**STATED PROBLEM:** State the number of lines that hold the string "into", with nothing added.

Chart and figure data
※

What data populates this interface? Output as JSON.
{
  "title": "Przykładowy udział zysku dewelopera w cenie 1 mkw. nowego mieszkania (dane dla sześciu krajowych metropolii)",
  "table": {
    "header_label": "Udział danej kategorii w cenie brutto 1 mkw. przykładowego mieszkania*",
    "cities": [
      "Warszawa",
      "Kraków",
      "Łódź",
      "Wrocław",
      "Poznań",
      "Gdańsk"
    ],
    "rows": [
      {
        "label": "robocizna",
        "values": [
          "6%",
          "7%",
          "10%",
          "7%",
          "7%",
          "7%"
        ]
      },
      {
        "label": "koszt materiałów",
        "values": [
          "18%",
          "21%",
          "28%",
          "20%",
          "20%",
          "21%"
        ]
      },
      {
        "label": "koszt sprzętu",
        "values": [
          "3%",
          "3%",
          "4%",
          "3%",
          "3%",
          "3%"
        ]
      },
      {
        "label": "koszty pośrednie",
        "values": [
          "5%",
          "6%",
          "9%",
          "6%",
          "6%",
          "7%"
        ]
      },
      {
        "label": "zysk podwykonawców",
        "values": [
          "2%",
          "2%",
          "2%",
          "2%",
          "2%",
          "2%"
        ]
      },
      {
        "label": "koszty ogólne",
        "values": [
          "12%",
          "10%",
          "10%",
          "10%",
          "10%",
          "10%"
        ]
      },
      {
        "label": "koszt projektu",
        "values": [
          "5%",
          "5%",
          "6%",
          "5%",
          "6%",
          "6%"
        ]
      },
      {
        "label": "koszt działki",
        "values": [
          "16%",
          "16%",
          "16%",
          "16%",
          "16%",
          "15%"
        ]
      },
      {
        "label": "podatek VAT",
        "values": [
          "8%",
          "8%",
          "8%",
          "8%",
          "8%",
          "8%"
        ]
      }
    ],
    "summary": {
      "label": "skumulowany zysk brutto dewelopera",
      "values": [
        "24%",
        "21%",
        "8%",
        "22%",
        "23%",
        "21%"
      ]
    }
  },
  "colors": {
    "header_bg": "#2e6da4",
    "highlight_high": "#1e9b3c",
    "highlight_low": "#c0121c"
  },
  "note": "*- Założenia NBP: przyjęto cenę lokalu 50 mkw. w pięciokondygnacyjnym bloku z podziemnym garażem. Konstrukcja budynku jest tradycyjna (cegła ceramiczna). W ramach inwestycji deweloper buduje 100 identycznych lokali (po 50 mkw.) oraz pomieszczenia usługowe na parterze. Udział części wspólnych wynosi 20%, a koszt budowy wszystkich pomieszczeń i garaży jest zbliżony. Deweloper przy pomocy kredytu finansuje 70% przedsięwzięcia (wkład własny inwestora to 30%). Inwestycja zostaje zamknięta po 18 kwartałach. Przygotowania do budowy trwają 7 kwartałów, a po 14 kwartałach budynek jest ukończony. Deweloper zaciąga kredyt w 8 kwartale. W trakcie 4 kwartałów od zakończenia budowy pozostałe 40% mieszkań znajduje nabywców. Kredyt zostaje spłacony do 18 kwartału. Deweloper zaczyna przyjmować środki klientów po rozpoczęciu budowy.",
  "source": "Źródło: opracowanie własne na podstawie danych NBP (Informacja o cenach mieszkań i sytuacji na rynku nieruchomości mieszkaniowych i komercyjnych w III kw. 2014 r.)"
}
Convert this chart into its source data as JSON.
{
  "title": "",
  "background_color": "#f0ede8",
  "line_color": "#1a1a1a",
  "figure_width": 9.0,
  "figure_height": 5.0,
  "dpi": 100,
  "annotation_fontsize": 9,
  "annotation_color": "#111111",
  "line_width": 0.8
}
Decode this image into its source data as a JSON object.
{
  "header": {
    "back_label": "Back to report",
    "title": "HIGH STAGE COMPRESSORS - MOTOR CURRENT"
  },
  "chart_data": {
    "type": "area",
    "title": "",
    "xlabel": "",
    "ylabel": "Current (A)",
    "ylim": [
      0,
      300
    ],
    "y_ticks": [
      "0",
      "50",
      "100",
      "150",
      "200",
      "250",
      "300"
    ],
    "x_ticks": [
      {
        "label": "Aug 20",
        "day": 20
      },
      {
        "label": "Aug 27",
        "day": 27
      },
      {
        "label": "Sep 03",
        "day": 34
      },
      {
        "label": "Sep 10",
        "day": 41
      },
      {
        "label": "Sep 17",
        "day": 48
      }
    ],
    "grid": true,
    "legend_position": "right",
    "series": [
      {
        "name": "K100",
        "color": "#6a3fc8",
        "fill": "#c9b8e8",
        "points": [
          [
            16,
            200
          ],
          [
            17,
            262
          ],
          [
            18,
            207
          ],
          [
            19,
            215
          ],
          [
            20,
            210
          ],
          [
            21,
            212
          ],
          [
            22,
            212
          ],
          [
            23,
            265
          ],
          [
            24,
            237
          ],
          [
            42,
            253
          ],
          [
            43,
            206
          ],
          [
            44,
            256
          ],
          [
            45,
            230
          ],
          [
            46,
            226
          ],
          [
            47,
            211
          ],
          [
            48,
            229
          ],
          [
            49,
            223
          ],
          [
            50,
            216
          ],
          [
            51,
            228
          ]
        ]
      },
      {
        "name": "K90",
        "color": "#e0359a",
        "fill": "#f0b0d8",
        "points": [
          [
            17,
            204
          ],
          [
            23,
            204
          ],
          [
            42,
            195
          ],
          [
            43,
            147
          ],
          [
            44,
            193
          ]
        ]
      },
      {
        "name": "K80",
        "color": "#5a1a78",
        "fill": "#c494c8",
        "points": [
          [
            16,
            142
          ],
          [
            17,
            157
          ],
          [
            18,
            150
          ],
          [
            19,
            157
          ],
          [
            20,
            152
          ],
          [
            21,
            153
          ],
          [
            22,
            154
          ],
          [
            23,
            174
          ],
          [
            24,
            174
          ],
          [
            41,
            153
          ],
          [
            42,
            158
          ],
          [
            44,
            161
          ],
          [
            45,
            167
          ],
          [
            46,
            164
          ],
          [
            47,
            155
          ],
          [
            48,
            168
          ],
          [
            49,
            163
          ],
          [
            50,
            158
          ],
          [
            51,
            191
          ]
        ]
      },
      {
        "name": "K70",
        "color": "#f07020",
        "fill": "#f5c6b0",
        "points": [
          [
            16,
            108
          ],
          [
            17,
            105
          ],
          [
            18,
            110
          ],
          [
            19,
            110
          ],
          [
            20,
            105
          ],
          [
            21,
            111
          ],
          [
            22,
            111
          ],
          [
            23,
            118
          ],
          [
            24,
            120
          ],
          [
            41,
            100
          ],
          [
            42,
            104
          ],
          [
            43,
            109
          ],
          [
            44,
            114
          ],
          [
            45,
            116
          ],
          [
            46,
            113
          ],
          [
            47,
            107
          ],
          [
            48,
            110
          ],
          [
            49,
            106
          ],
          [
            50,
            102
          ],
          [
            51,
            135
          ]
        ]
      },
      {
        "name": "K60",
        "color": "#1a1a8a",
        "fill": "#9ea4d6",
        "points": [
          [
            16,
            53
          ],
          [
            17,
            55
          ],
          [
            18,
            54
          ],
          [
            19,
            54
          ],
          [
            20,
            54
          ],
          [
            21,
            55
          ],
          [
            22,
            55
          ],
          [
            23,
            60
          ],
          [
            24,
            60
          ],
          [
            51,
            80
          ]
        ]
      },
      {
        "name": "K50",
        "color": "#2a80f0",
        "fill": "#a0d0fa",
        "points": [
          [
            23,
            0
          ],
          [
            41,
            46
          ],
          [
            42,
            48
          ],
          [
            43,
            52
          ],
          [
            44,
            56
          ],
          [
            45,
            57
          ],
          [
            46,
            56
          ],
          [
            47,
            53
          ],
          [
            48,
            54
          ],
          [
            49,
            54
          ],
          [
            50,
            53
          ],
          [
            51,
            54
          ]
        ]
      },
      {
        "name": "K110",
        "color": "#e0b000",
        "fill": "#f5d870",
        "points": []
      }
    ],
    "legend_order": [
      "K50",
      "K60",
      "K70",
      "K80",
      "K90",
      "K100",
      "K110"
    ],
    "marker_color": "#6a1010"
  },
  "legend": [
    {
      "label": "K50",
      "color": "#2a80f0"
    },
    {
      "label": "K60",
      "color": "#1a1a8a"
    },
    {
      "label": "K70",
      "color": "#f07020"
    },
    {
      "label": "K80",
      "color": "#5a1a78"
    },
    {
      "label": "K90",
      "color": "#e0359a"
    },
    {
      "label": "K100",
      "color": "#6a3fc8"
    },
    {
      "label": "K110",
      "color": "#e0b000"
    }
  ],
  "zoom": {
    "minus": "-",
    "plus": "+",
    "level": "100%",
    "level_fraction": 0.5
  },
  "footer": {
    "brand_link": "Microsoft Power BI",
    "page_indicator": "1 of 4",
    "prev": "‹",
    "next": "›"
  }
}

※

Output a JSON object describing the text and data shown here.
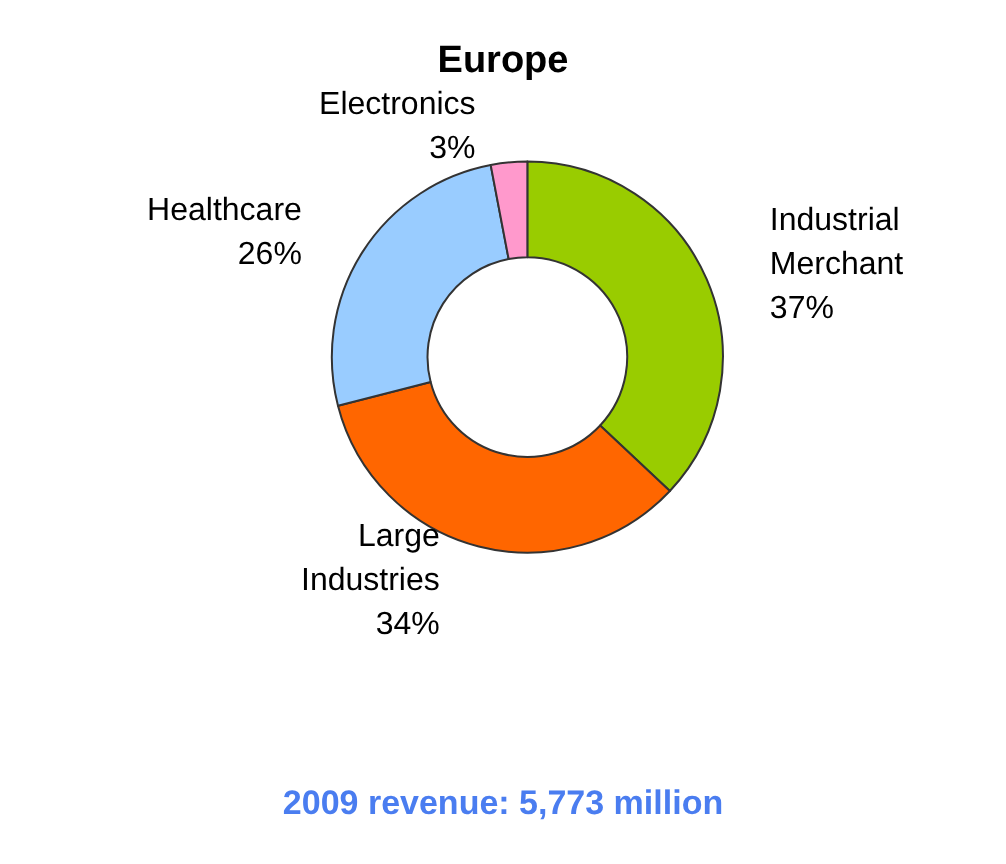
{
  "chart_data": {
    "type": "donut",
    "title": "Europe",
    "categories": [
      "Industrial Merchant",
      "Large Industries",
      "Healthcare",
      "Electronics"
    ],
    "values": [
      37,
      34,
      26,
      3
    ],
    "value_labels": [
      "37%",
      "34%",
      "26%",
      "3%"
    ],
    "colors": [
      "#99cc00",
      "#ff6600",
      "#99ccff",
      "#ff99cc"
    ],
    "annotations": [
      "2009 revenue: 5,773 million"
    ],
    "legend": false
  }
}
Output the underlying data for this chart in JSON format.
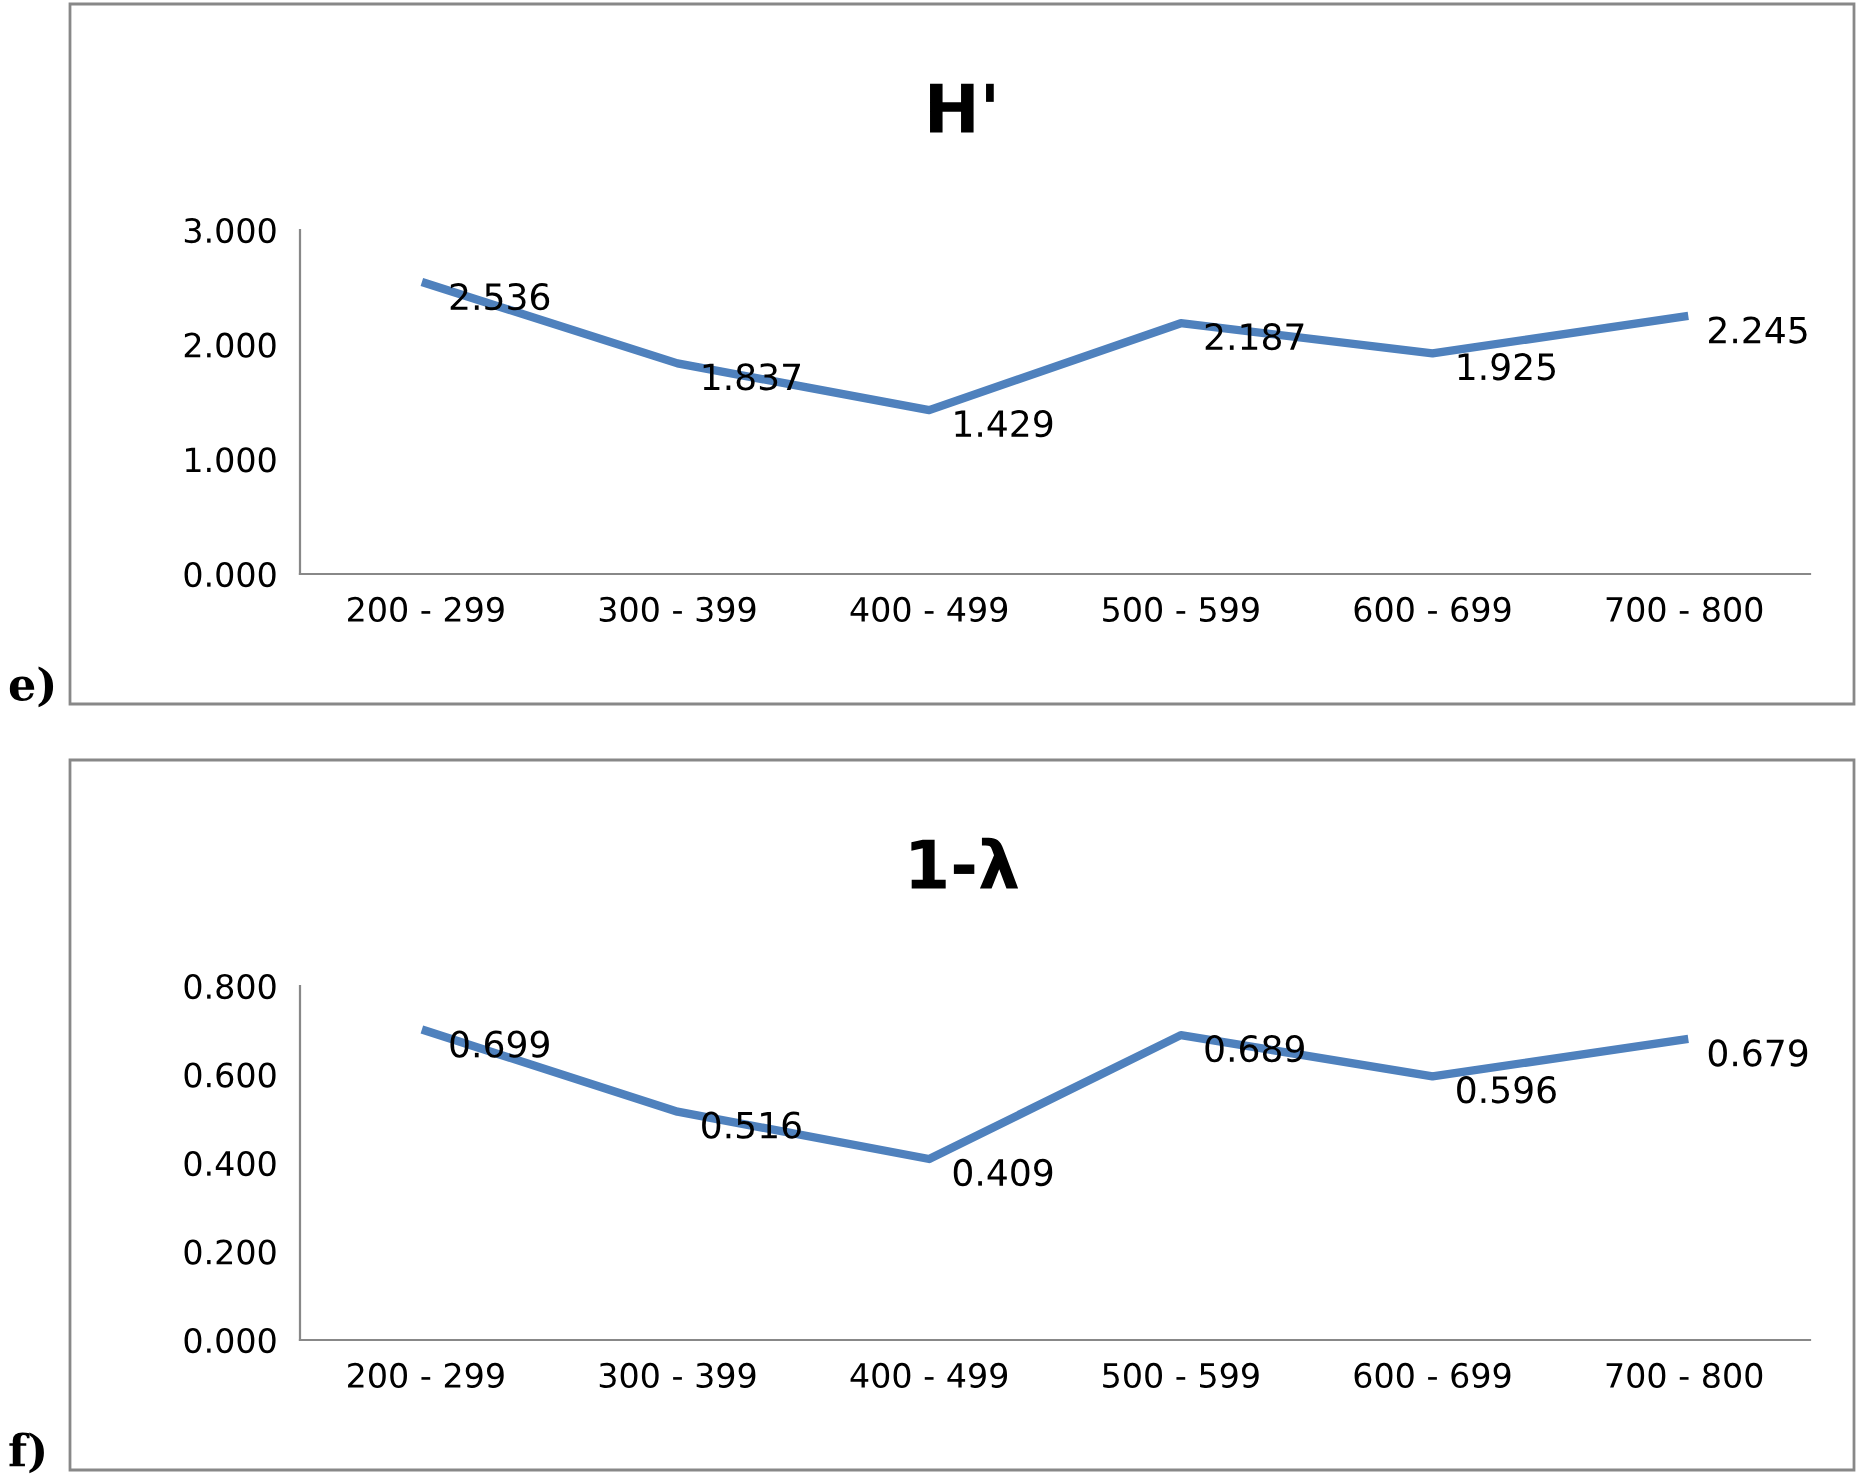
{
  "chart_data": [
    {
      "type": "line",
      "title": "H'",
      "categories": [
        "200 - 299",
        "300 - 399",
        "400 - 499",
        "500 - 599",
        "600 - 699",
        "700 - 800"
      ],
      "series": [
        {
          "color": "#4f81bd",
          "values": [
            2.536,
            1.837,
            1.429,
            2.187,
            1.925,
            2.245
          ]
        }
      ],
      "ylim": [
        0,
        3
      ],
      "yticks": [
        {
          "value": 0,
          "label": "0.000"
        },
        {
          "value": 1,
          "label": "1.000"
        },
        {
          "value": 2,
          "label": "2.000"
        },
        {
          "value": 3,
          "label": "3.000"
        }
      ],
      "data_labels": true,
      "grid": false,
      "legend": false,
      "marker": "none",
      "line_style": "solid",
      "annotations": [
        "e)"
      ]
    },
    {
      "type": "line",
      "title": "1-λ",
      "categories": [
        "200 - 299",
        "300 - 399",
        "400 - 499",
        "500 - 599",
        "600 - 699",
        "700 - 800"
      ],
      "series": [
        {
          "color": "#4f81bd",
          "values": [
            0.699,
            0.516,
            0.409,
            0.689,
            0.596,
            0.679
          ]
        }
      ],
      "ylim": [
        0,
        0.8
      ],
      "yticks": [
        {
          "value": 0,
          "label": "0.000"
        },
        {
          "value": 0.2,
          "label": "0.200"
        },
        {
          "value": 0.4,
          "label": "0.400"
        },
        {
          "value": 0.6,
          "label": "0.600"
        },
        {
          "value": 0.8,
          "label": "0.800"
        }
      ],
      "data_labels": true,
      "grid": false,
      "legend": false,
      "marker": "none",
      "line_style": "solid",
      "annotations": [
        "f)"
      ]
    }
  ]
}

※

**WRITTEN RESPONSE:** 2